### Instructions for the task
In the listing that follows, count the lines holding the word "Modality" and report only that number.

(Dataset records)

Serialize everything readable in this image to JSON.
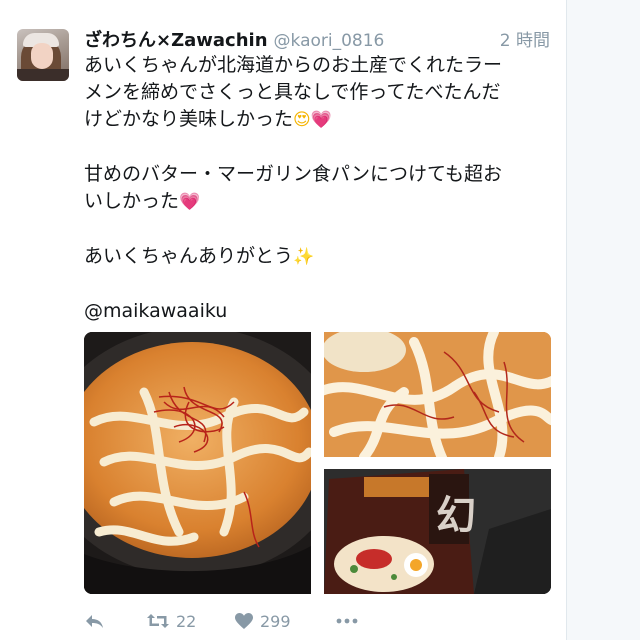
{
  "tweet": {
    "author": {
      "display_name": "ざわちん×Zawachin",
      "handle": "@kaori_0816",
      "avatar_icon": "profile-photo"
    },
    "timestamp": "2 時間",
    "text": {
      "line1": "あいくちゃんが北海道からのお土産でくれたラー",
      "line2": "メンを締めでさくっと具なしで作ってたべたんだ",
      "line3": "けどかなり美味しかった",
      "line3_emoji": "😍💗",
      "line4": "甘めのバター・マーガリン食パンにつけても超お",
      "line5": "いしかった",
      "line5_emoji": "💗",
      "line6": "あいくちゃんありがとう",
      "line6_emoji": "✨",
      "line7": "@maikawaaiku"
    },
    "media": [
      {
        "icon": "ramen-bowl-photo"
      },
      {
        "icon": "ramen-noodles-closeup-photo"
      },
      {
        "icon": "ramen-package-photo"
      }
    ],
    "actions": {
      "reply_icon": "reply-icon",
      "retweet_count": "22",
      "like_count": "299",
      "more_icon": "more-icon"
    }
  },
  "colors": {
    "text": "#14171a",
    "secondary_text": "#8899a6",
    "background": "#ffffff",
    "gutter": "#f5f8fa"
  }
}
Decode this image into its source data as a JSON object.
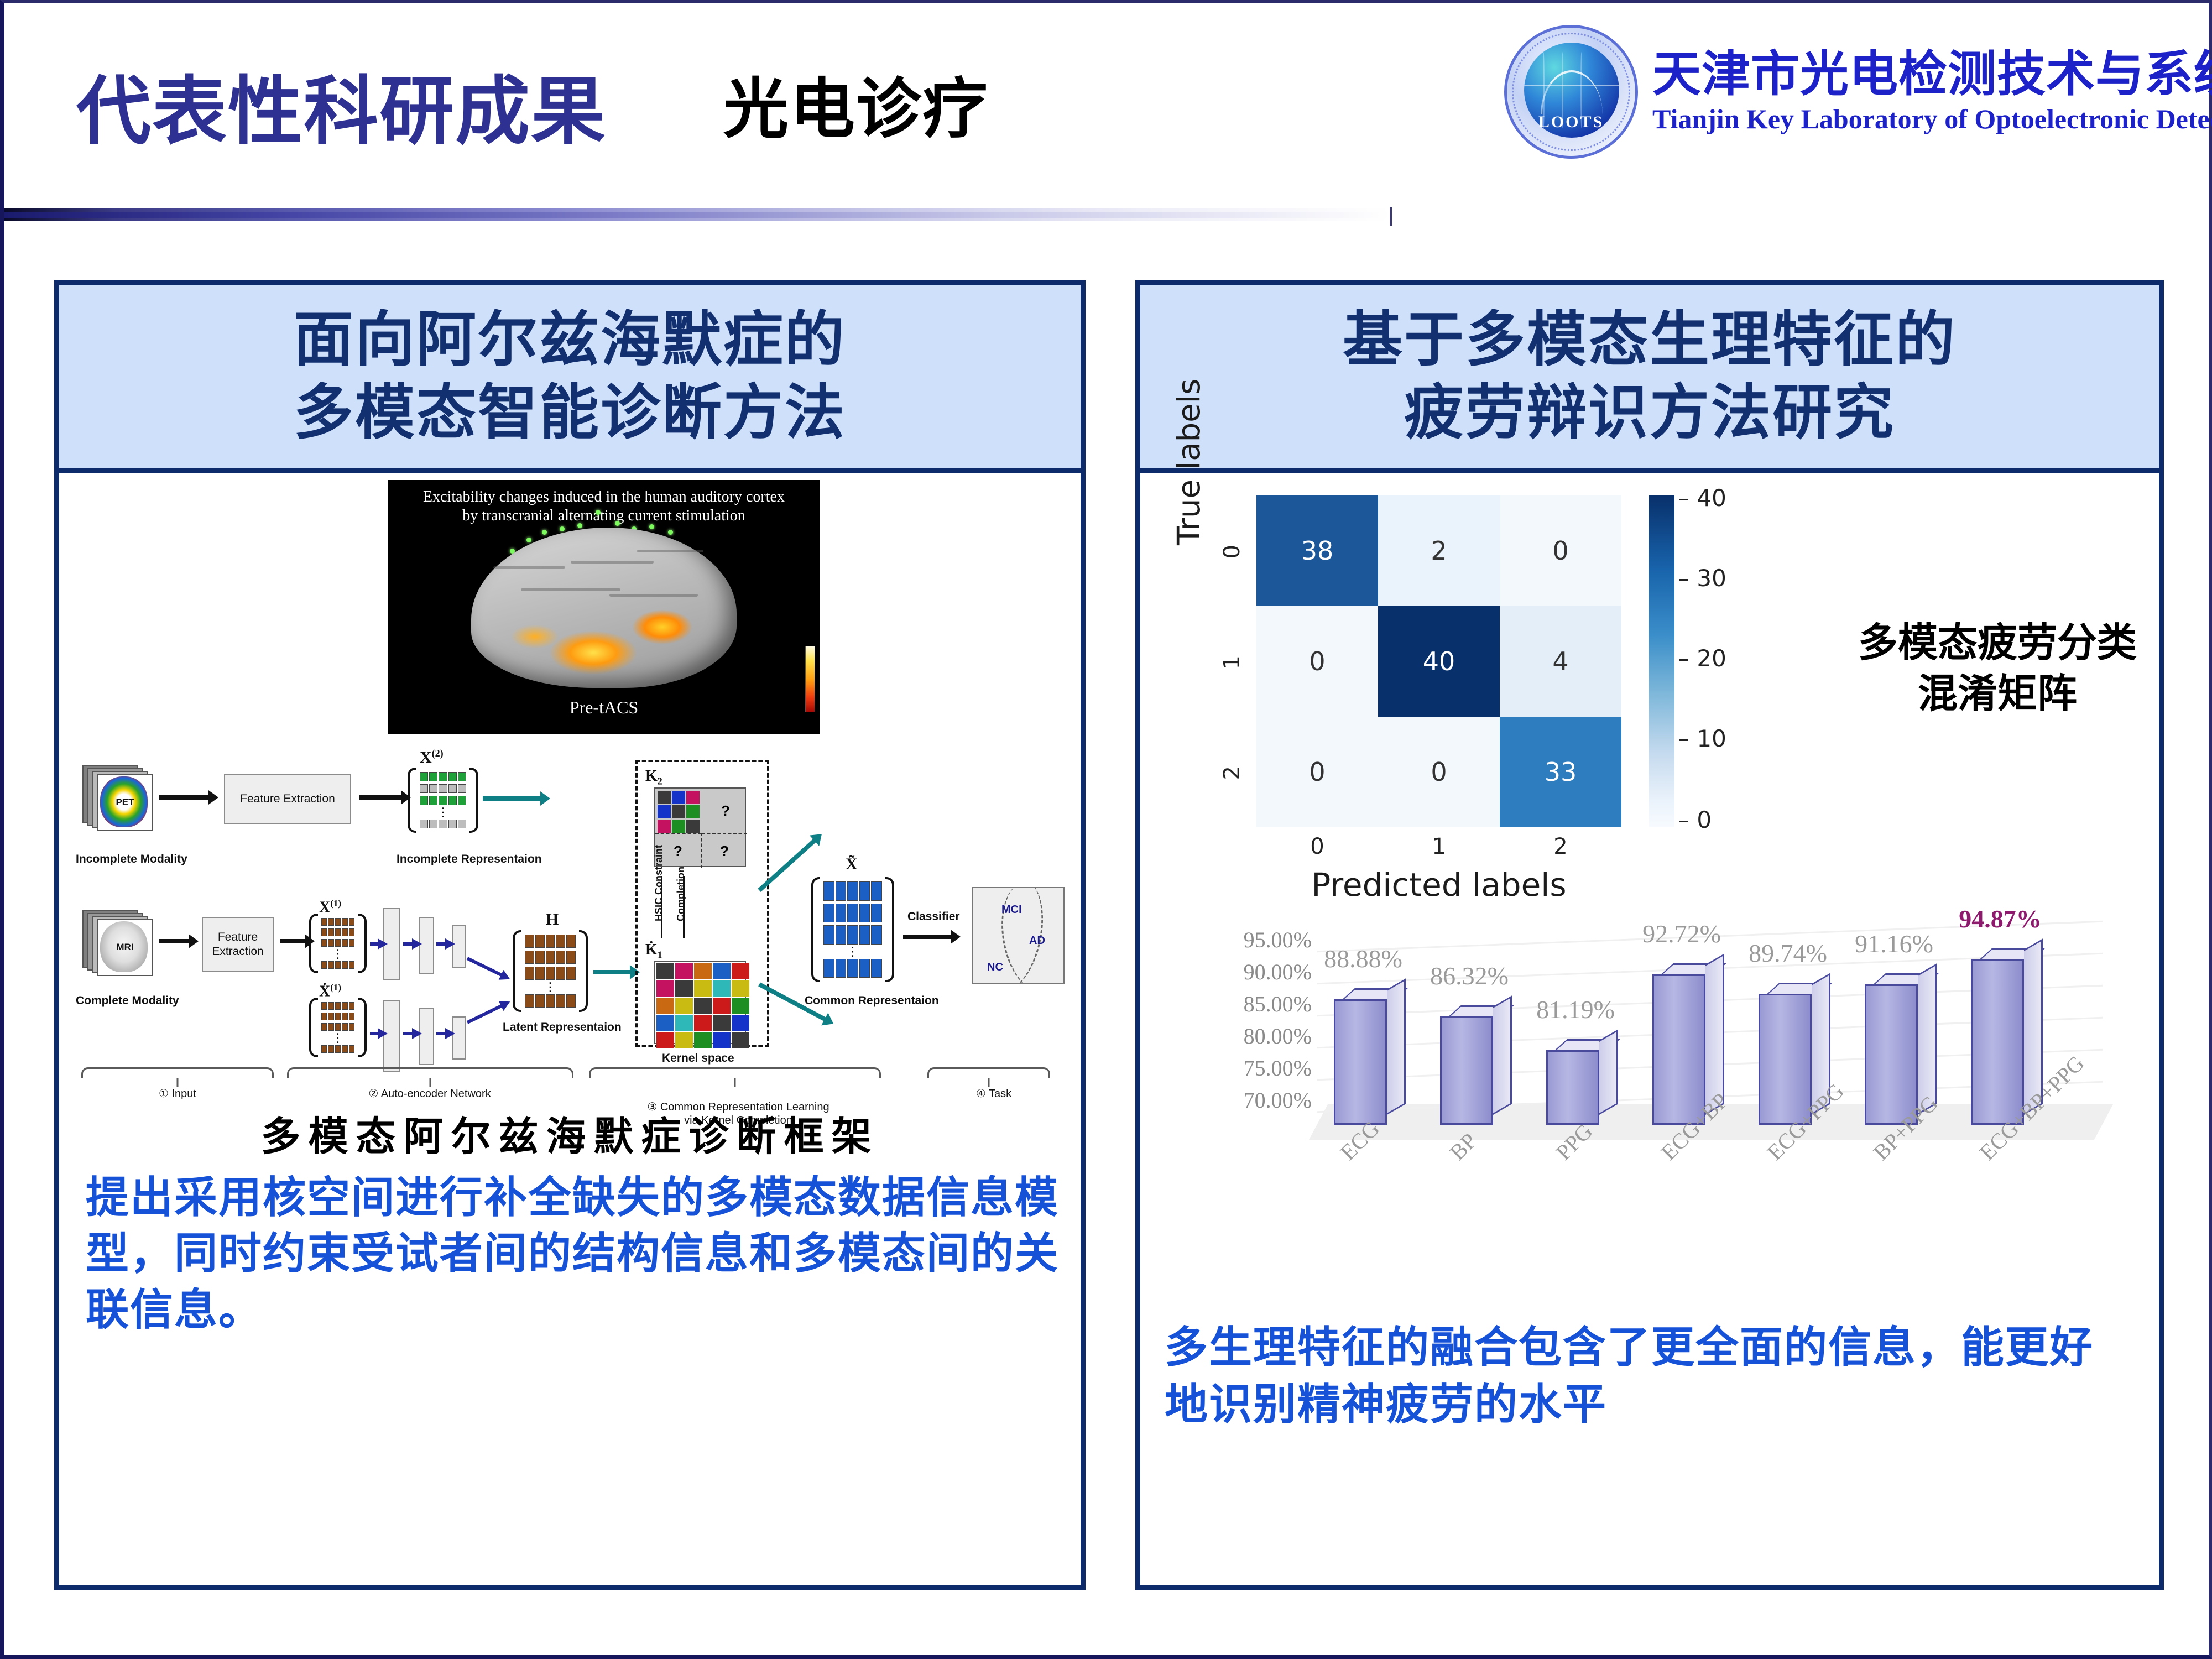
{
  "header": {
    "title": "代表性科研成果",
    "subtitle": "光电诊疗",
    "logo": {
      "badge_text": "LOOTS",
      "cn_name": "天津市光电检测技术与系统重点实验室",
      "en_name": "Tianjin Key Laboratory of Optoelectronic Detection and System"
    },
    "title_color": "#2e3192",
    "subtitle_color": "#000000",
    "logo_color": "#1d22c8"
  },
  "left_panel": {
    "title_line1": "面向阿尔兹海默症的",
    "title_line2": "多模态智能诊断方法",
    "brain_figure": {
      "caption_line1": "Excitability changes induced in the human auditory cortex",
      "caption_line2": "by transcranial alternating current stimulation",
      "label": "Pre-tACS"
    },
    "framework": {
      "incomplete_modality": "Incomplete Modality",
      "complete_modality": "Complete Modality",
      "feature_extraction_1": "Feature Extraction",
      "feature_extraction_2": "Feature Extraction",
      "pet_label": "PET",
      "mri_label": "MRI",
      "x2_symbol": "X",
      "x2_sup": "(2)",
      "x1_symbol": "X",
      "x1_sup": "(1)",
      "xdot_symbol": "Ẋ",
      "xdot_sup": "(1)",
      "h_symbol": "H",
      "xtilde_symbol": "X̃",
      "incomplete_representation": "Incomplete Representaion",
      "latent_representation": "Latent Representaion",
      "common_representation": "Common Representaion",
      "kernel_space": "Kernel space",
      "k2_symbol": "K",
      "k2_sub": "2",
      "k1_symbol": "K̇",
      "k1_sub": "1",
      "question_mark": "?",
      "hsic_constraint": "HSIC Constraint",
      "completion": "Completion",
      "classifier": "Classifier",
      "class_mci": "MCI",
      "class_ad": "AD",
      "class_nc": "NC",
      "stages": [
        {
          "num": "①",
          "label": "Input"
        },
        {
          "num": "②",
          "label": "Auto-encoder Network"
        },
        {
          "num": "③",
          "label": "Common Representation Learning\nvia Kernel Completion"
        },
        {
          "num": "④",
          "label": "Task"
        }
      ]
    },
    "framework_title": "多模态阿尔兹海默症诊断框架",
    "description": "提出采用核空间进行补全缺失的多模态数据信息模型，同时约束受试者间的结构信息和多模态间的关联信息。",
    "description_color": "#1652d8"
  },
  "right_panel": {
    "title_line1": "基于多模态生理特征的",
    "title_line2": "疲劳辩识方法研究",
    "note_line1": "多模态疲劳分类",
    "note_line2": "混淆矩阵",
    "description": "多生理特征的融合包含了更全面的信息，能更好地识别精神疲劳的水平",
    "description_color": "#1652d8"
  },
  "chart_data": [
    {
      "type": "heatmap",
      "title": "",
      "xlabel": "Predicted labels",
      "ylabel": "True labels",
      "xticks": [
        "0",
        "1",
        "2"
      ],
      "yticks": [
        "0",
        "1",
        "2"
      ],
      "matrix": [
        [
          38,
          2,
          0
        ],
        [
          0,
          40,
          4
        ],
        [
          0,
          0,
          33
        ]
      ],
      "colorbar": {
        "ticks": [
          0,
          10,
          20,
          30,
          40
        ],
        "vmin": 0,
        "vmax": 40,
        "cmap": "Blues"
      },
      "cell_colors": [
        [
          "#1b5799",
          "#eaf2fb",
          "#f3f8fd"
        ],
        [
          "#f3f8fd",
          "#08306b",
          "#e3eef9"
        ],
        [
          "#f3f8fd",
          "#f3f8fd",
          "#2d7dbf"
        ]
      ],
      "cell_text_colors": [
        [
          "#ffffff",
          "#333333",
          "#333333"
        ],
        [
          "#333333",
          "#ffffff",
          "#333333"
        ],
        [
          "#333333",
          "#333333",
          "#ffffff"
        ]
      ]
    },
    {
      "type": "bar",
      "title": "",
      "xlabel": "",
      "ylabel": "",
      "categories": [
        "ECG",
        "BP",
        "PPG",
        "ECG+BP",
        "ECG+PPG",
        "BP+PPG",
        "ECG+BP+PPG"
      ],
      "values": [
        88.88,
        86.32,
        81.19,
        92.72,
        89.74,
        91.16,
        94.87
      ],
      "value_labels": [
        "88.88%",
        "86.32%",
        "81.19%",
        "92.72%",
        "89.74%",
        "91.16%",
        "94.87%"
      ],
      "yticks": [
        "95.00%",
        "90.00%",
        "85.00%",
        "80.00%",
        "75.00%",
        "70.00%"
      ],
      "ylim": [
        70.0,
        95.0
      ],
      "highlight_index": 6,
      "bar_color": "#9a9ad4",
      "bar_edge_color": "#4a4a9c",
      "highlight_label_color": "#8e1a6e",
      "label_color": "#9a9a9a",
      "grid": true,
      "legend": "none"
    }
  ]
}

### Expected answer
2